--- TASK BRIEF ---
Repeat the material verbatim. Images are excluded from the copy.

[Collected data]
::::::::::
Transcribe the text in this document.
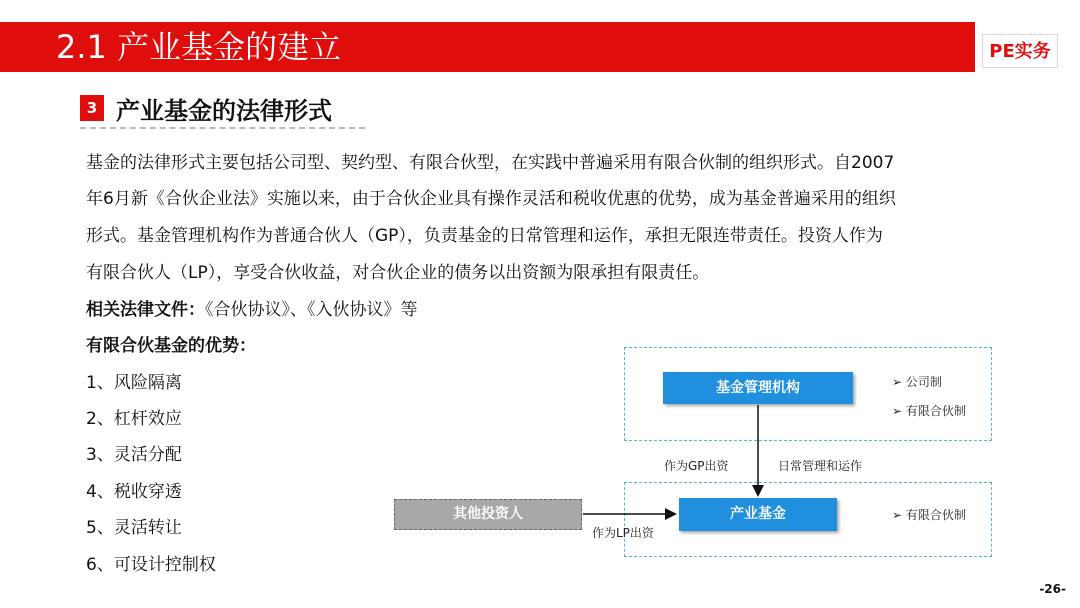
2.1 产业基金的建立	PE实务
3 产业基金的法律形式
基金的法律形式主要包括公司型、契约型、有限合伙型，在实践中普遍采用有限合伙制的组织形式。自2007
年6月新《合伙企业法》实施以来，由于合伙企业具有操作灵活和税收优惠的优势，成为基金普遍采用的组织
形式。基金管理机构作为普通合伙人（GP），负责基金的日常管理和运作，承担无限连带责任。投资人作为
有限合伙人（LP），享受合伙收益，对合伙企业的债务以出资额为限承担有限责任。
相关法律文件：《合伙协议》、《入伙协议》等
有限合伙基金的优势：
1、风险隔离
2、杠杆效应
3、灵活分配
4、税收穿透
5、灵活转让
6、可设计控制权
基金管理机构	➢ 公司制
➢ 有限合伙制
产业基金	➢ 有限合伙制
其他投资人
作为GP出资	日常管理和运作
作为LP出资
-26-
::::::::::
--- ANSWER TO THE EXERCISE ---
Transcribe the text in this document.
2.1 产业基金的建立	PE实务
3 产业基金的法律形式
基金的法律形式主要包括公司型、契约型、有限合伙型，在实践中普遍采用有限合伙制的组织形式。自2007
年6月新《合伙企业法》实施以来，由于合伙企业具有操作灵活和税收优惠的优势，成为基金普遍采用的组织
形式。基金管理机构作为普通合伙人（GP），负责基金的日常管理和运作，承担无限连带责任。投资人作为
有限合伙人（LP），享受合伙收益，对合伙企业的债务以出资额为限承担有限责任。
相关法律文件：《合伙协议》、《入伙协议》等
有限合伙基金的优势：
1、风险隔离
2、杠杆效应
3、灵活分配
4、税收穿透
5、灵活转让
6、可设计控制权
基金管理机构	➢ 公司制
➢ 有限合伙制
产业基金	➢ 有限合伙制
其他投资人
作为GP出资	日常管理和运作
作为LP出资
-26-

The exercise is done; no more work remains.